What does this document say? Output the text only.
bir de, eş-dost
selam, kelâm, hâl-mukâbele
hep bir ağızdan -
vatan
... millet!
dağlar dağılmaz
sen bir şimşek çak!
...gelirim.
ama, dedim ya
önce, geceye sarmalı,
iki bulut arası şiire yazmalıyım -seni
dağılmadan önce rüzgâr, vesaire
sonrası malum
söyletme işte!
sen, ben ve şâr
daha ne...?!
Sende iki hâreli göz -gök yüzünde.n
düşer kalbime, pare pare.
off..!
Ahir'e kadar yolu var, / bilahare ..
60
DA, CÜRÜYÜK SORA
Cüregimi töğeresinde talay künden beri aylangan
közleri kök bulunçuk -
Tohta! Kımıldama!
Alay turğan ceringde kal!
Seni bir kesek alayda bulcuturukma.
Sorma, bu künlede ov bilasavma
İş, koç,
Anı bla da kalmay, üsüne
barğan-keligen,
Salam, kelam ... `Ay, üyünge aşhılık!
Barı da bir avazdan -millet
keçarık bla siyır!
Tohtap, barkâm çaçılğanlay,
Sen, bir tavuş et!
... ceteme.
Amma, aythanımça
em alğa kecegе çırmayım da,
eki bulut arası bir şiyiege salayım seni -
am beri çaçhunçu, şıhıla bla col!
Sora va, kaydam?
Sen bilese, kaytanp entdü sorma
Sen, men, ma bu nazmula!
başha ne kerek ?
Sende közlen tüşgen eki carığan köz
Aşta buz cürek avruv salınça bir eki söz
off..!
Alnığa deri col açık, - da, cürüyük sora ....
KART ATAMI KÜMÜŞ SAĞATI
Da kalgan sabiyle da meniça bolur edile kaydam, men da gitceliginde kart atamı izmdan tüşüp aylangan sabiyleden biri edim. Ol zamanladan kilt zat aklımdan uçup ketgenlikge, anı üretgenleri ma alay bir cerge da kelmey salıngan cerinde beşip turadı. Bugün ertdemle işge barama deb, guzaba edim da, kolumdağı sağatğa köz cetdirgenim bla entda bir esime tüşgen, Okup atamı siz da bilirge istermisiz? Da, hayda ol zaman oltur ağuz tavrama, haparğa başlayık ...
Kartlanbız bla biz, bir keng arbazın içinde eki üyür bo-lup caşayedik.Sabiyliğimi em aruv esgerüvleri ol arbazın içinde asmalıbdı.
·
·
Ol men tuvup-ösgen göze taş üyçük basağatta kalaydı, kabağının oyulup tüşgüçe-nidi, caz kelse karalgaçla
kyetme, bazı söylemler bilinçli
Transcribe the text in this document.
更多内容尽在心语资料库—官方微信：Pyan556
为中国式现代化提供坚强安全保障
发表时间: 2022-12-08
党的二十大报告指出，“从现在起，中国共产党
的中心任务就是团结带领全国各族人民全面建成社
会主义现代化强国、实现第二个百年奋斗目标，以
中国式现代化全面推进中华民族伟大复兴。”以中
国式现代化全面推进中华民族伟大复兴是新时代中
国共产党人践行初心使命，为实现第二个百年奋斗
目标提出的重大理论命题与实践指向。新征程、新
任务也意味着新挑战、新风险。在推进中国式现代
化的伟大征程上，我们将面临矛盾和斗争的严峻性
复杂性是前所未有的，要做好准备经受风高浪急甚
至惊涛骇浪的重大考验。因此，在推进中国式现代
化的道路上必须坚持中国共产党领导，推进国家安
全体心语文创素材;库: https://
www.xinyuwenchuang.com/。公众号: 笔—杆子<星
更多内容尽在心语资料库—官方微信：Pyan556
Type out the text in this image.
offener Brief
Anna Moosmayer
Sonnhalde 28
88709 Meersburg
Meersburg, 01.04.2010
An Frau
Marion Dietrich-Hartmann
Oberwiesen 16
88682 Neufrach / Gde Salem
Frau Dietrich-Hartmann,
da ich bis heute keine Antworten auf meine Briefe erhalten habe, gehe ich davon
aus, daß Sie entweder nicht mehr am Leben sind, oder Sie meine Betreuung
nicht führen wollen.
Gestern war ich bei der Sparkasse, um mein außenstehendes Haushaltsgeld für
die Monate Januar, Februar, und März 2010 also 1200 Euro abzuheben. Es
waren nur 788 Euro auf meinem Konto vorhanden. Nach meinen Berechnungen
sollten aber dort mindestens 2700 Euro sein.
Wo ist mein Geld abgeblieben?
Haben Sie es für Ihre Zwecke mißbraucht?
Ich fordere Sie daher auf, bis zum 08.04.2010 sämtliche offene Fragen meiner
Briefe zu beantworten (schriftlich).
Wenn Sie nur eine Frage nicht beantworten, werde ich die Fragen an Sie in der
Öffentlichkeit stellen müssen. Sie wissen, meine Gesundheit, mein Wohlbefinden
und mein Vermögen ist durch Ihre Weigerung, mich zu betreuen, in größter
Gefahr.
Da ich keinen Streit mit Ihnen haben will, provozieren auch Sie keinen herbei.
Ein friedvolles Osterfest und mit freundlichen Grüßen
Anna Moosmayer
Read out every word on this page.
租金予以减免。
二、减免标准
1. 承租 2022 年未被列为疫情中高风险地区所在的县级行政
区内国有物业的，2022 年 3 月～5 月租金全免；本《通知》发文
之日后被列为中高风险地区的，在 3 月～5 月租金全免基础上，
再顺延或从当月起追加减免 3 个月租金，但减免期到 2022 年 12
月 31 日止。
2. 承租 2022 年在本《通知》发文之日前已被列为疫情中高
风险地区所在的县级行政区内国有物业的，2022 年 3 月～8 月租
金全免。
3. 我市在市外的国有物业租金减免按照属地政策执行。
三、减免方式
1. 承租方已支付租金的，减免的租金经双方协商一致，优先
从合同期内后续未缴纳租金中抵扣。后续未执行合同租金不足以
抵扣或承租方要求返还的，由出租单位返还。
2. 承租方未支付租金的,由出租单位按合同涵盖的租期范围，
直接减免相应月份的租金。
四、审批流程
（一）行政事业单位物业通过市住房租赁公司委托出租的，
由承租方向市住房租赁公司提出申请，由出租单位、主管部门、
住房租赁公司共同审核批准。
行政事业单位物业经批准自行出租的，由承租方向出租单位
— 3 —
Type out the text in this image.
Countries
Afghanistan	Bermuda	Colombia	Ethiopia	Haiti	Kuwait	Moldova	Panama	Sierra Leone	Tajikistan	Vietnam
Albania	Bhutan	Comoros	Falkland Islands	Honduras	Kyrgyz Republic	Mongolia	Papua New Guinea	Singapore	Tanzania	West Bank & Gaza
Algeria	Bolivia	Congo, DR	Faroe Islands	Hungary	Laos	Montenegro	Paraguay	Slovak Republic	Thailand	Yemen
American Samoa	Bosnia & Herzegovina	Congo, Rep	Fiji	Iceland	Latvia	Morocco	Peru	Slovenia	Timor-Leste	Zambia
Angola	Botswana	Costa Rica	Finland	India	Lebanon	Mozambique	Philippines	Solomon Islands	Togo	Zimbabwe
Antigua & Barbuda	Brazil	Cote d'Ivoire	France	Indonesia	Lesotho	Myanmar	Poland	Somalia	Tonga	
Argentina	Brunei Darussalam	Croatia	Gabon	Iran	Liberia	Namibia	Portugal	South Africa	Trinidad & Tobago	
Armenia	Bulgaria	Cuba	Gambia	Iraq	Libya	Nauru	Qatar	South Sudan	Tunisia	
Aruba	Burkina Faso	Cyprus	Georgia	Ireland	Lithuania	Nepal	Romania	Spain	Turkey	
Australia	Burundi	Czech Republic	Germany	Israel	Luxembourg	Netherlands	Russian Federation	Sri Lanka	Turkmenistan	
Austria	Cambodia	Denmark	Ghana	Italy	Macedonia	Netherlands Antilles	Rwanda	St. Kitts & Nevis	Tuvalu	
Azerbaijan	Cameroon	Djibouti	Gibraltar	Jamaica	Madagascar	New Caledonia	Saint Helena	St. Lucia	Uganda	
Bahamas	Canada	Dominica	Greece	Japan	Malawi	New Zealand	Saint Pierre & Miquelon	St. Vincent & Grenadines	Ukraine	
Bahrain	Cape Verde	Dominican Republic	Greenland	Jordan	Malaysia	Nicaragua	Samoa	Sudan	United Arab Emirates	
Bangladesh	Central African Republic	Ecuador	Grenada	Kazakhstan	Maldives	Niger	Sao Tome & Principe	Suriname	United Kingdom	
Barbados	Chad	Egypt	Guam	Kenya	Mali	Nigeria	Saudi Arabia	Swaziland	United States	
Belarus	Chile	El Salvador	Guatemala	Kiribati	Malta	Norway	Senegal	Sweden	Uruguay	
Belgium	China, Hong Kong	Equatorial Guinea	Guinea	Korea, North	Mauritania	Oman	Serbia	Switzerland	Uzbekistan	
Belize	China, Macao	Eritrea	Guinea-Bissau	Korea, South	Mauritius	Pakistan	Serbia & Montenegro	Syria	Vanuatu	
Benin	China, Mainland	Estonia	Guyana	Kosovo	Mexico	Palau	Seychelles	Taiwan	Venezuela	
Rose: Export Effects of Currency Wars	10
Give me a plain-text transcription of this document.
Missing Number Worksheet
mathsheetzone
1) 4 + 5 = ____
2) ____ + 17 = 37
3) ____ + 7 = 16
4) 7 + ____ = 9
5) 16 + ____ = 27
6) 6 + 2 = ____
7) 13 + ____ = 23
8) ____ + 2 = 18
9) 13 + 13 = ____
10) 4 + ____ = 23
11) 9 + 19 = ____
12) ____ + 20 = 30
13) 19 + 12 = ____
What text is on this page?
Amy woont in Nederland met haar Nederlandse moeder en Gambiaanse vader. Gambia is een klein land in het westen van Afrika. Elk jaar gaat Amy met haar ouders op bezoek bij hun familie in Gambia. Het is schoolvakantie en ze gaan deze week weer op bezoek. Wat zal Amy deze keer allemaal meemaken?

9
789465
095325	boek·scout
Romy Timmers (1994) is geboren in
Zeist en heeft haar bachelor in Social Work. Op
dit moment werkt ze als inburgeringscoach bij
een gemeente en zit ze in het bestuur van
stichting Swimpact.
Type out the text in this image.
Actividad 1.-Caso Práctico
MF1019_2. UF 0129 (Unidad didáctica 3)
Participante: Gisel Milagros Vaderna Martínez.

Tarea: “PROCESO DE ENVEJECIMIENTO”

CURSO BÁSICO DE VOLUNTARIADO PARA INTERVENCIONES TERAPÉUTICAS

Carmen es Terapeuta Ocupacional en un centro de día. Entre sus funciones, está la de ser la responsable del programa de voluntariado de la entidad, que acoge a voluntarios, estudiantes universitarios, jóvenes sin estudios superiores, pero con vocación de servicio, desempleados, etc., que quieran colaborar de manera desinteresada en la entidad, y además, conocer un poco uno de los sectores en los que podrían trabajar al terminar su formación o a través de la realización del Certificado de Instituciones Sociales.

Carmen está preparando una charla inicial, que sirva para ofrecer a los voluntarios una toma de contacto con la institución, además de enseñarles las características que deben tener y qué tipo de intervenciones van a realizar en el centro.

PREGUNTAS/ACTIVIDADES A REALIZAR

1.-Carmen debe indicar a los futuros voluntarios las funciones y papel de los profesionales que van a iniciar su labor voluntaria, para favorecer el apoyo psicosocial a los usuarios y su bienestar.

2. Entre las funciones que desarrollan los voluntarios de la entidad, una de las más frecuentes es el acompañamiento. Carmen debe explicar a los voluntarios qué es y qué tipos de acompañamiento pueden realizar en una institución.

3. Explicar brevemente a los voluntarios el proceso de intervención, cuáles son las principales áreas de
● ● ● ● ●
» TO BE DONE
Examine the records and pull out every line where the string "page" occurs.

» FINISHED ANSWER
Read out every word on this page.
What text is on this page?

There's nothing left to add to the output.